- _SUPPLIED DATA_

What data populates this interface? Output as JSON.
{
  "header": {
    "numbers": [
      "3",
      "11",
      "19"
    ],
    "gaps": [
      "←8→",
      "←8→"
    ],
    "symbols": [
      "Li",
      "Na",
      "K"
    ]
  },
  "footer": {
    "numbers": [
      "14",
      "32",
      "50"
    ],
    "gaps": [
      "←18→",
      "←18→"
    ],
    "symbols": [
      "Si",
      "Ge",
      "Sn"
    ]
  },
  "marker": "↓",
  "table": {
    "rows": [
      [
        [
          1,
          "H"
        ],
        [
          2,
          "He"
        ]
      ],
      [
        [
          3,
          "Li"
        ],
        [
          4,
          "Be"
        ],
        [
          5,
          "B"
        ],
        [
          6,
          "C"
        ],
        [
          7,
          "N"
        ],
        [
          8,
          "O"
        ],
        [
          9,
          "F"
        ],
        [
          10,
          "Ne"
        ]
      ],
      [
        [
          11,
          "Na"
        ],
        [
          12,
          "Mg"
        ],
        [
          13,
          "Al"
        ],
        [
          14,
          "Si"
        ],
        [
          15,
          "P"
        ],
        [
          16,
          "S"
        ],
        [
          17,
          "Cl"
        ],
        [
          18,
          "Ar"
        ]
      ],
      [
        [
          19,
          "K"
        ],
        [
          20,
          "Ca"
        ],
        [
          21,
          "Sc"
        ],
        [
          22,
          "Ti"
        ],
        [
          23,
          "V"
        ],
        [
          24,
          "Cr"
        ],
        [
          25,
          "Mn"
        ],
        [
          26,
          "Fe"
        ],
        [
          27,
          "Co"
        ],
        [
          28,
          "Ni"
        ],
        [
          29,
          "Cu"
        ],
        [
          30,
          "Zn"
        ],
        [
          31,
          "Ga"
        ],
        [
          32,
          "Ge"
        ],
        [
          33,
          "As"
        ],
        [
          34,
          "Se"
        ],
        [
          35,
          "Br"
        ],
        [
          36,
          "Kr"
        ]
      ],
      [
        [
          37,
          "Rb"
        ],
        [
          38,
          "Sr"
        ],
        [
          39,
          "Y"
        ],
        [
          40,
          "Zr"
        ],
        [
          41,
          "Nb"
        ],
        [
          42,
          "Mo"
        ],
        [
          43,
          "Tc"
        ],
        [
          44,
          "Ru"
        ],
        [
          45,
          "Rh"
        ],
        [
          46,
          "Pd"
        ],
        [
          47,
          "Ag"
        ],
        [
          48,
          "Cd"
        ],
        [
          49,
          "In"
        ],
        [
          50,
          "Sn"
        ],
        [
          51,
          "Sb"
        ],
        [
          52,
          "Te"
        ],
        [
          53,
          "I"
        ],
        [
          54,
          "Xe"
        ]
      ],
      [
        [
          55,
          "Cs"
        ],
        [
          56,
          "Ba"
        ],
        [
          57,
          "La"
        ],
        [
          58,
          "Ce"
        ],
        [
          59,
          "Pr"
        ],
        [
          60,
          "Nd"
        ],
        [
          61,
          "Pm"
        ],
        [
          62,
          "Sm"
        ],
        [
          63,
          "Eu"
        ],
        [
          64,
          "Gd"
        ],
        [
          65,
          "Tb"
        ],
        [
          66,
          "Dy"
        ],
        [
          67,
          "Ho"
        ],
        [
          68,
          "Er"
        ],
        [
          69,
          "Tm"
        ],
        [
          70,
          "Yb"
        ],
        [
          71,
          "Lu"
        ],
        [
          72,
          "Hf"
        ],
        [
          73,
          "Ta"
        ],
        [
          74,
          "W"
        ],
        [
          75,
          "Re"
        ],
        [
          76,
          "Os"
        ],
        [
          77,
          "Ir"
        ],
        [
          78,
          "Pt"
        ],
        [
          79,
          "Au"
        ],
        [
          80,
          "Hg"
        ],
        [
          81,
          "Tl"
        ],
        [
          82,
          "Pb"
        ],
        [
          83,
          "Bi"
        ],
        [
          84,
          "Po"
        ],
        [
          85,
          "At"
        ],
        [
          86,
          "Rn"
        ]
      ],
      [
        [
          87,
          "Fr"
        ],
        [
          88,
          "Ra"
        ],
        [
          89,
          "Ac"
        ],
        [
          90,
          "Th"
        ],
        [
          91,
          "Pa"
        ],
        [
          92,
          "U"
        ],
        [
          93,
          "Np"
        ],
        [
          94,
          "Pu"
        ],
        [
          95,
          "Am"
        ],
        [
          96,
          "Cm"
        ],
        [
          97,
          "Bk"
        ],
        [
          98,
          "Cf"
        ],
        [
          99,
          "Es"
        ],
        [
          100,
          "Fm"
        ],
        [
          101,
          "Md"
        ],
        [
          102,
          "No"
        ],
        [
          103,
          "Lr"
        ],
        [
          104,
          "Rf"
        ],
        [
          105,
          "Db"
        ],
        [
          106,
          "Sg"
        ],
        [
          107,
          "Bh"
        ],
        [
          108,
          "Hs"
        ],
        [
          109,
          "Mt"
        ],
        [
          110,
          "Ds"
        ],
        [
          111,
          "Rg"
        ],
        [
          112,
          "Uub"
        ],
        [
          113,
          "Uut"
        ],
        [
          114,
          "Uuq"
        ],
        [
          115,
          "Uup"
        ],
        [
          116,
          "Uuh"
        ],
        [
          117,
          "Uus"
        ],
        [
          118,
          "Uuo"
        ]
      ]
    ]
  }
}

- _TASK INSTRUCTIONS_
Please reproduce each record precisely as written.

- _IN RESPONSE_
What data populates this interface? Output as JSON.
{
  "header": {
    "numbers": [
      "3",
      "11",
      "19"
    ],
    "gaps": [
      "←8→",
      "←8→"
    ],
    "symbols": [
      "Li",
      "Na",
      "K"
    ]
  },
  "footer": {
    "numbers": [
      "14",
      "32",
      "50"
    ],
    "gaps": [
      "←18→",
      "←18→"
    ],
    "symbols": [
      "Si",
      "Ge",
      "Sn"
    ]
  },
  "marker": "↓",
  "table": {
    "rows": [
      [
        [
          1,
          "H"
        ],
        [
          2,
          "He"
        ]
      ],
      [
        [
          3,
          "Li"
        ],
        [
          4,
          "Be"
        ],
        [
          5,
          "B"
        ],
        [
          6,
          "C"
        ],
        [
          7,
          "N"
        ],
        [
          8,
          "O"
        ],
        [
          9,
          "F"
        ],
        [
          10,
          "Ne"
        ]
      ],
      [
        [
          11,
          "Na"
        ],
        [
          12,
          "Mg"
        ],
        [
          13,
          "Al"
        ],
        [
          14,
          "Si"
        ],
        [
          15,
          "P"
        ],
        [
          16,
          "S"
        ],
        [
          17,
          "Cl"
        ],
        [
          18,
          "Ar"
        ]
      ],
      [
        [
          19,
          "K"
        ],
        [
          20,
          "Ca"
        ],
        [
          21,
          "Sc"
        ],
        [
          22,
          "Ti"
        ],
        [
          23,
          "V"
        ],
        [
          24,
          "Cr"
        ],
        [
          25,
          "Mn"
        ],
        [
          26,
          "Fe"
        ],
        [
          27,
          "Co"
        ],
        [
          28,
          "Ni"
        ],
        [
          29,
          "Cu"
        ],
        [
          30,
          "Zn"
        ],
        [
          31,
          "Ga"
        ],
        [
          32,
          "Ge"
        ],
        [
          33,
          "As"
        ],
        [
          34,
          "Se"
        ],
        [
          35,
          "Br"
        ],
        [
          36,
          "Kr"
        ]
      ],
      [
        [
          37,
          "Rb"
        ],
        [
          38,
          "Sr"
        ],
        [
          39,
          "Y"
        ],
        [
          40,
          "Zr"
        ],
        [
          41,
          "Nb"
        ],
        [
          42,
          "Mo"
        ],
        [
          43,
          "Tc"
        ],
        [
          44,
          "Ru"
        ],
        [
          45,
          "Rh"
        ],
        [
          46,
          "Pd"
        ],
        [
          47,
          "Ag"
        ],
        [
          48,
          "Cd"
        ],
        [
          49,
          "In"
        ],
        [
          50,
          "Sn"
        ],
        [
          51,
          "Sb"
        ],
        [
          52,
          "Te"
        ],
        [
          53,
          "I"
        ],
        [
          54,
          "Xe"
        ]
      ],
      [
        [
          55,
          "Cs"
        ],
        [
          56,
          "Ba"
        ],
        [
          57,
          "La"
        ],
        [
          58,
          "Ce"
        ],
        [
          59,
          "Pr"
        ],
        [
          60,
          "Nd"
        ],
        [
          61,
          "Pm"
        ],
        [
          62,
          "Sm"
        ],
        [
          63,
          "Eu"
        ],
        [
          64,
          "Gd"
        ],
        [
          65,
          "Tb"
        ],
        [
          66,
          "Dy"
        ],
        [
          67,
          "Ho"
        ],
        [
          68,
          "Er"
        ],
        [
          69,
          "Tm"
        ],
        [
          70,
          "Yb"
        ],
        [
          71,
          "Lu"
        ],
        [
          72,
          "Hf"
        ],
        [
          73,
          "Ta"
        ],
        [
          74,
          "W"
        ],
        [
          75,
          "Re"
        ],
        [
          76,
          "Os"
        ],
        [
          77,
          "Ir"
        ],
        [
          78,
          "Pt"
        ],
        [
          79,
          "Au"
        ],
        [
          80,
          "Hg"
        ],
        [
          81,
          "Tl"
        ],
        [
          82,
          "Pb"
        ],
        [
          83,
          "Bi"
        ],
        [
          84,
          "Po"
        ],
        [
          85,
          "At"
        ],
        [
          86,
          "Rn"
        ]
      ],
      [
        [
          87,
          "Fr"
        ],
        [
          88,
          "Ra"
        ],
        [
          89,
          "Ac"
        ],
        [
          90,
          "Th"
        ],
        [
          91,
          "Pa"
        ],
        [
          92,
          "U"
        ],
        [
          93,
          "Np"
        ],
        [
          94,
          "Pu"
        ],
        [
          95,
          "Am"
        ],
        [
          96,
          "Cm"
        ],
        [
          97,
          "Bk"
        ],
        [
          98,
          "Cf"
        ],
        [
          99,
          "Es"
        ],
        [
          100,
          "Fm"
        ],
        [
          101,
          "Md"
        ],
        [
          102,
          "No"
        ],
        [
          103,
          "Lr"
        ],
        [
          104,
          "Rf"
        ],
        [
          105,
          "Db"
        ],
        [
          106,
          "Sg"
        ],
        [
          107,
          "Bh"
        ],
        [
          108,
          "Hs"
        ],
        [
          109,
          "Mt"
        ],
        [
          110,
          "Ds"
        ],
        [
          111,
          "Rg"
        ],
        [
          112,
          "Uub"
        ],
        [
          113,
          "Uut"
        ],
        [
          114,
          "Uuq"
        ],
        [
          115,
          "Uup"
        ],
        [
          116,
          "Uuh"
        ],
        [
          117,
          "Uus"
        ],
        [
          118,
          "Uuo"
        ]
      ]
    ]
  }
}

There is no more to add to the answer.